+++ LISTED RECORDS +++

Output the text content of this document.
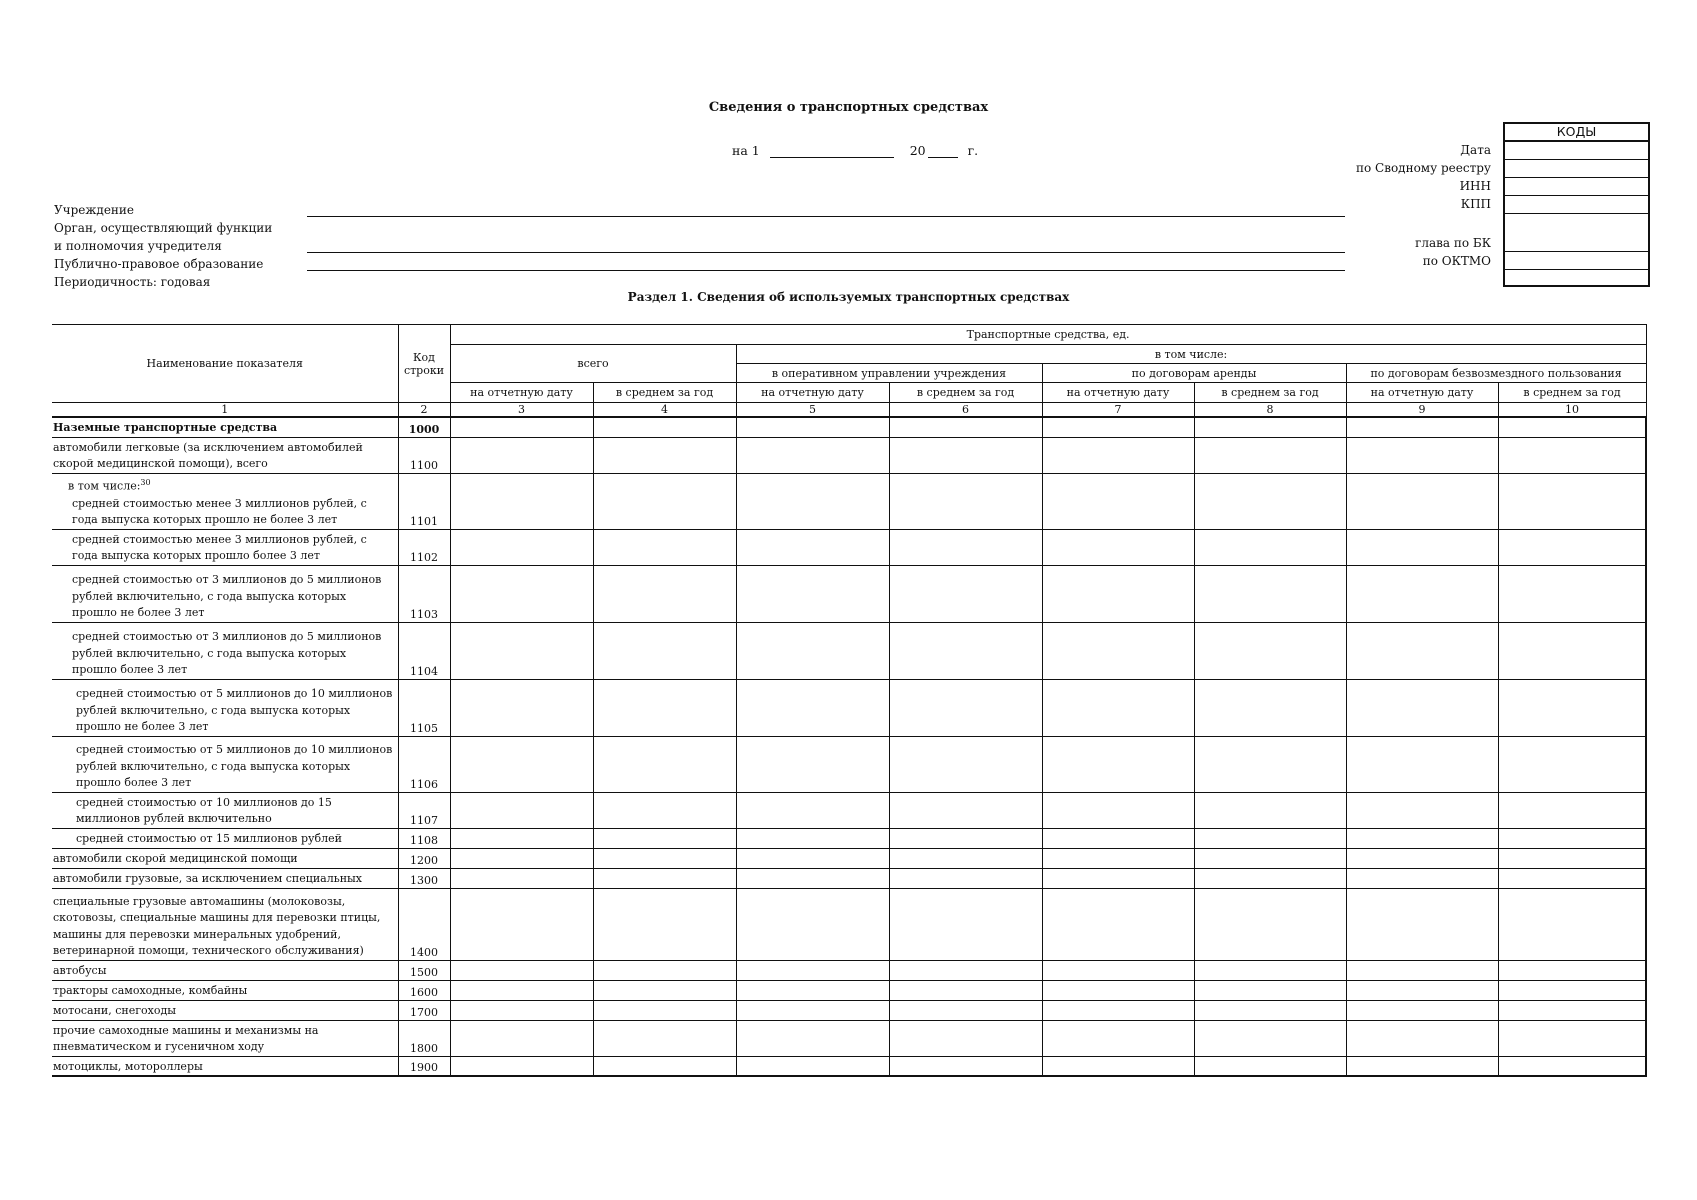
Сведения о транспортных средствах
на 1	20	г.
Учреждение
Орган, осуществляющий функции
и полномочия учредителя
Публично-правовое образование
Периодичность: годовая
Дата
по Сводному реестру
ИНН
КПП
глава по БК
по ОКТМО
КОДЫ
Раздел 1. Сведения об используемых транспортных средствах
Наименование показателя	Код строки	Транспортные средства, ед.							
		всего		в том числе:					
				в оперативном управлении учреждения		по договорам аренды		по договорам безвозмездного пользования	
		на отчетную дату	в среднем за год	на отчетную дату	в среднем за год	на отчетную дату	в среднем за год	на отчетную дату	в среднем за год
1	2	3	4	5	6	7	8	9	10
Наземные транспортные средства	1000								
автомобили легковые (за исключением автомобилей скорой медицинской помощи), всего	1100								

в том числе:$^{30}$
средней стоимостью менее 3 миллионов рублей, с года выпуска которых прошло не более 3 лет	1101								
средней стоимостью менее 3 миллионов рублей, с года выпуска которых прошло более 3 лет	1102								
средней стоимостью от 3 миллионов до 5 миллионов рублей включительно, с года выпуска которых прошло не более 3 лет	1103								
средней стоимостью от 3 миллионов до 5 миллионов рублей включительно, с года выпуска которых прошло более 3 лет	1104								
средней стоимостью от 5 миллионов до 10 миллионов рублей включительно, с года выпуска которых прошло не более 3 лет	1105								
средней стоимостью от 5 миллионов до 10 миллионов рублей включительно, с года выпуска которых прошло более 3 лет	1106								
средней стоимостью от 10 миллионов до 15 миллионов рублей включительно	1107								
средней стоимостью от 15 миллионов рублей	1108								
автомобили скорой медицинской помощи	1200								
автомобили грузовые, за исключением специальных	1300								
специальные грузовые автомашины (молоковозы, скотовозы, специальные машины для перевозки птицы, машины для перевозки минеральных удобрений, ветеринарной помощи, технического обслуживания)	1400								
автобусы	1500								
тракторы самоходные, комбайны	1600								
мотосани, снегоходы	1700								
прочие самоходные машины и механизмы на пневматическом и гусеничном ходу	1800								
мотоциклы, мотороллеры	1900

+++

## SET PROBLEM
Return each line of the listing that holds the string "года".

## REPLY TO THE TASK
средней стоимостью менее 3 миллионов рублей, с года выпуска которых прошло не более 3 лет	1101								
средней стоимостью менее 3 миллионов рублей, с года выпуска которых прошло более 3 лет	1102								
средней стоимостью от 3 миллионов до 5 миллионов рублей включительно, с года выпуска которых прошло не более 3 лет	1103								
средней стоимостью от 3 миллионов до 5 миллионов рублей включительно, с года выпуска которых прошло более 3 лет	1104								
средней стоимостью от 5 миллионов до 10 миллионов рублей включительно, с года выпуска которых прошло не более 3 лет	1105								
средней стоимостью от 5 миллионов до 10 миллионов рублей включительно, с года выпуска которых прошло более 3 лет	1106								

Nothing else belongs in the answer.